TASK DETAILS: Each entry that follows is to be retyped exactly. Pictures do not belong in the copy.

## START RECORD EXCERPTS

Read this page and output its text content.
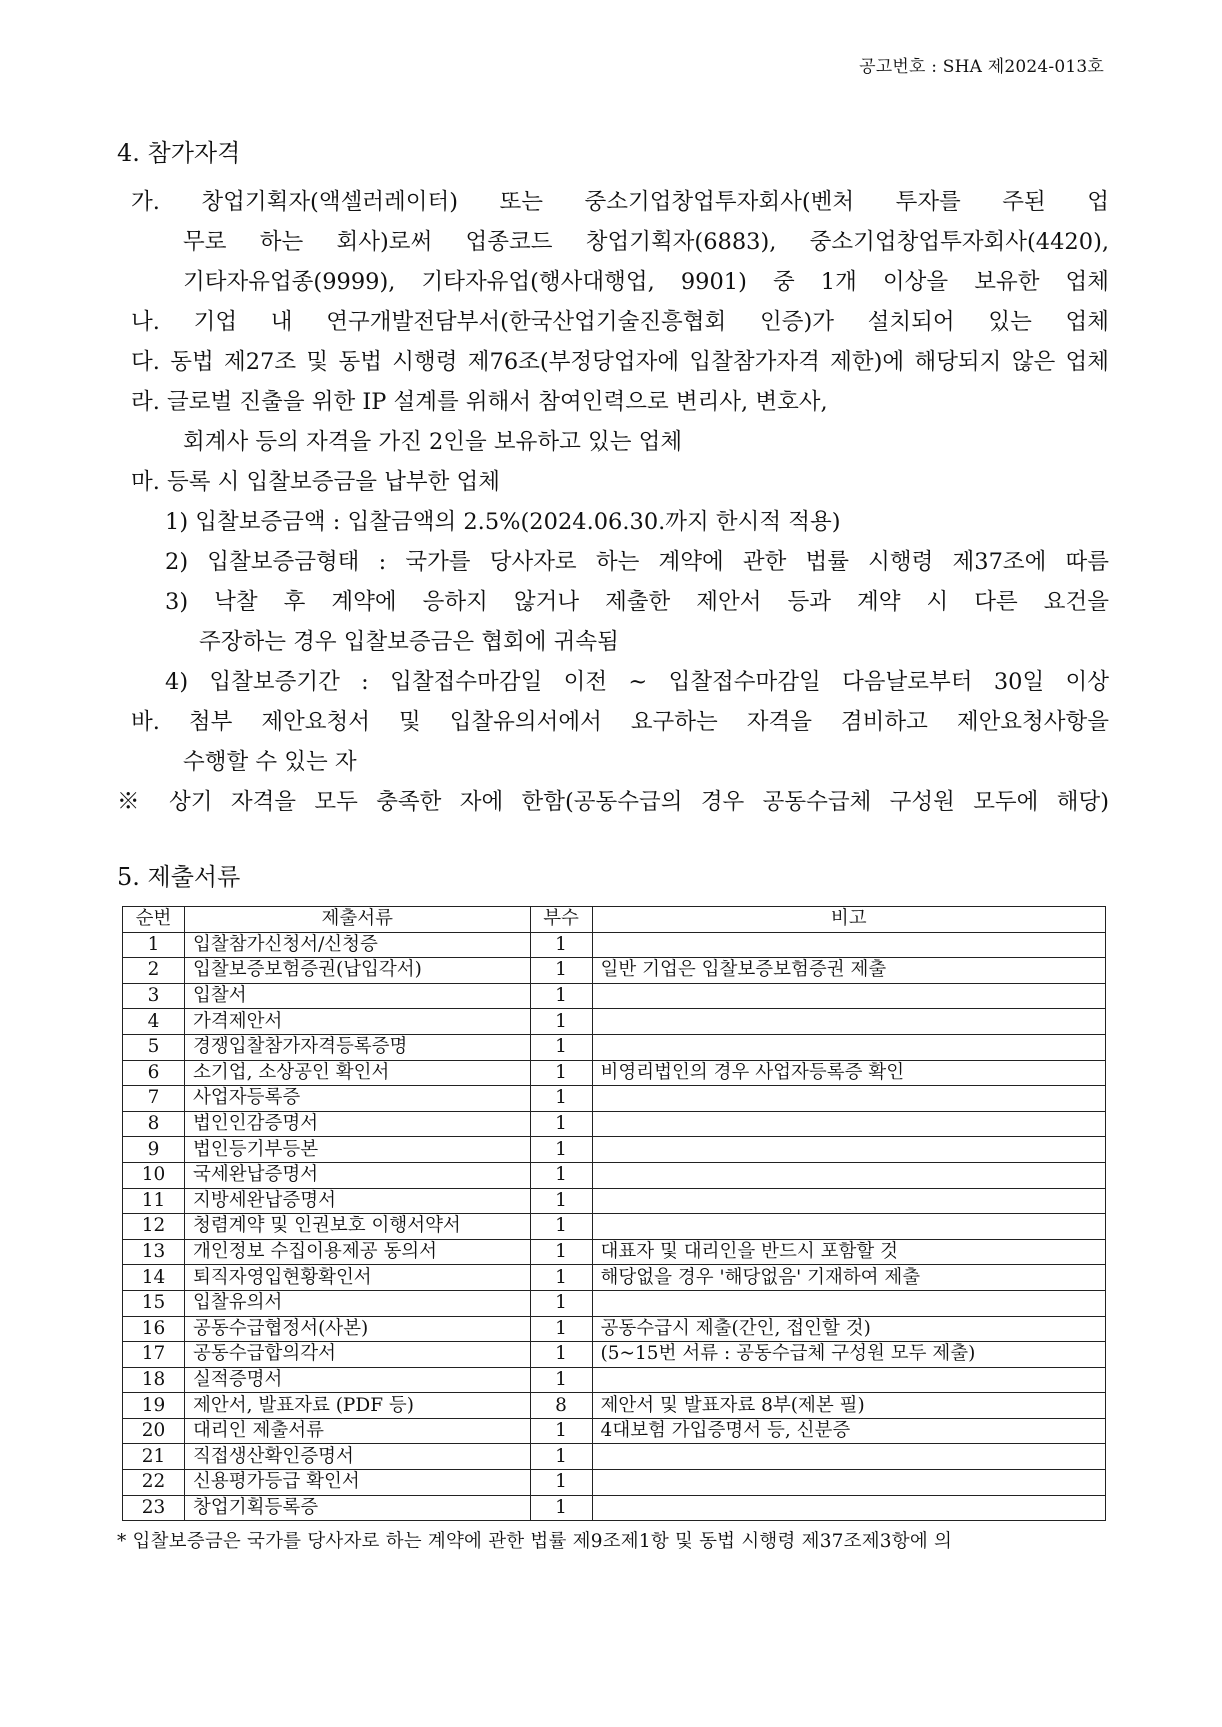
공고번호 : SHA 제2024-013호
4. 참가자격
가. 창업기획자(액셀러레이터) 또는 중소기업창업투자회사(벤처 투자를 주된 업
무로 하는 회사)로써 업종코드 창업기획자(6883), 중소기업창업투자회사(4420),
기타자유업종(9999), 기타자유업(행사대행업, 9901) 중 1개 이상을 보유한 업체
나. 기업 내 연구개발전담부서(한국산업기술진흥협회 인증)가 설치되어 있는 업체
다. 동법 제27조 및 동법 시행령 제76조(부정당업자에 입찰참가자격 제한)에 해당되지 않은 업체
라. 글로벌 진출을 위한 IP 설계를 위해서 참여인력으로 변리사, 변호사,
회계사 등의 자격을 가진 2인을 보유하고 있는 업체
마. 등록 시 입찰보증금을 납부한 업체
1) 입찰보증금액 : 입찰금액의 2.5%(2024.06.30.까지 한시적 적용)
2) 입찰보증금형태 : 국가를 당사자로 하는 계약에 관한 법률 시행령 제37조에 따름
3) 낙찰 후 계약에 응하지 않거나 제출한 제안서 등과 계약 시 다른 요건을
주장하는 경우 입찰보증금은 협회에 귀속됨
4) 입찰보증기간 : 입찰접수마감일 이전 ~ 입찰접수마감일 다음날로부터 30일 이상
바. 첨부 제안요청서 및 입찰유의서에서 요구하는 자격을 겸비하고 제안요청사항을
수행할 수 있는 자
※ 상기 자격을 모두 충족한 자에 한함(공동수급의 경우 공동수급체 구성원 모두에 해당)
5. 제출서류
순번	제출서류	부수	비고
1	입찰참가신청서/신청증	1	
2	입찰보증보험증권(납입각서)	1	일반 기업은 입찰보증보험증권 제출
3	입찰서	1	
4	가격제안서	1	
5	경쟁입찰참가자격등록증명	1	
6	소기업, 소상공인 확인서	1	비영리법인의 경우 사업자등록증 확인
7	사업자등록증	1	
8	법인인감증명서	1	
9	법인등기부등본	1	
10	국세완납증명서	1	
11	지방세완납증명서	1	
12	청렴계약 및 인권보호 이행서약서	1	
13	개인정보 수집이용제공 동의서	1	대표자 및 대리인을 반드시 포함할 것
14	퇴직자영입현황확인서	1	해당없을 경우 '해당없음' 기재하여 제출
15	입찰유의서	1	
16	공동수급협정서(사본)	1	공동수급시 제출(간인, 접인할 것)
17	공동수급합의각서	1	(5~15번 서류 : 공동수급체 구성원 모두 제출)
18	실적증명서	1	
19	제안서, 발표자료 (PDF 등)	8	제안서 및 발표자료 8부(제본 필)
20	대리인 제출서류	1	4대보험 가입증명서 등, 신분증
21	직접생산확인증명서	1	
22	신용평가등급 확인서	1	
23	창업기획등록증	1	
* 입찰보증금은 국가를 당사자로 하는 계약에 관한 법률 제9조제1항 및 동법 시행령 제37조제3항에 의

## END RECORD EXCERPTS

CORRECT ANSWER:
Read this page and output its text content.
공고번호 : SHA 제2024-013호
4. 참가자격
가. 창업기획자(액셀러레이터) 또는 중소기업창업투자회사(벤처 투자를 주된 업
무로 하는 회사)로써 업종코드 창업기획자(6883), 중소기업창업투자회사(4420),
기타자유업종(9999), 기타자유업(행사대행업, 9901) 중 1개 이상을 보유한 업체
나. 기업 내 연구개발전담부서(한국산업기술진흥협회 인증)가 설치되어 있는 업체
다. 동법 제27조 및 동법 시행령 제76조(부정당업자에 입찰참가자격 제한)에 해당되지 않은 업체
라. 글로벌 진출을 위한 IP 설계를 위해서 참여인력으로 변리사, 변호사,
회계사 등의 자격을 가진 2인을 보유하고 있는 업체
마. 등록 시 입찰보증금을 납부한 업체
1) 입찰보증금액 : 입찰금액의 2.5%(2024.06.30.까지 한시적 적용)
2) 입찰보증금형태 : 국가를 당사자로 하는 계약에 관한 법률 시행령 제37조에 따름
3) 낙찰 후 계약에 응하지 않거나 제출한 제안서 등과 계약 시 다른 요건을
주장하는 경우 입찰보증금은 협회에 귀속됨
4) 입찰보증기간 : 입찰접수마감일 이전 ~ 입찰접수마감일 다음날로부터 30일 이상
바. 첨부 제안요청서 및 입찰유의서에서 요구하는 자격을 겸비하고 제안요청사항을
수행할 수 있는 자
※ 상기 자격을 모두 충족한 자에 한함(공동수급의 경우 공동수급체 구성원 모두에 해당)
5. 제출서류
순번	제출서류	부수	비고
1	입찰참가신청서/신청증	1	
2	입찰보증보험증권(납입각서)	1	일반 기업은 입찰보증보험증권 제출
3	입찰서	1	
4	가격제안서	1	
5	경쟁입찰참가자격등록증명	1	
6	소기업, 소상공인 확인서	1	비영리법인의 경우 사업자등록증 확인
7	사업자등록증	1	
8	법인인감증명서	1	
9	법인등기부등본	1	
10	국세완납증명서	1	
11	지방세완납증명서	1	
12	청렴계약 및 인권보호 이행서약서	1	
13	개인정보 수집이용제공 동의서	1	대표자 및 대리인을 반드시 포함할 것
14	퇴직자영입현황확인서	1	해당없을 경우 '해당없음' 기재하여 제출
15	입찰유의서	1	
16	공동수급협정서(사본)	1	공동수급시 제출(간인, 접인할 것)
17	공동수급합의각서	1	(5~15번 서류 : 공동수급체 구성원 모두 제출)
18	실적증명서	1	
19	제안서, 발표자료 (PDF 등)	8	제안서 및 발표자료 8부(제본 필)
20	대리인 제출서류	1	4대보험 가입증명서 등, 신분증
21	직접생산확인증명서	1	
22	신용평가등급 확인서	1	
23	창업기획등록증	1	
* 입찰보증금은 국가를 당사자로 하는 계약에 관한 법률 제9조제1항 및 동법 시행령 제37조제3항에 의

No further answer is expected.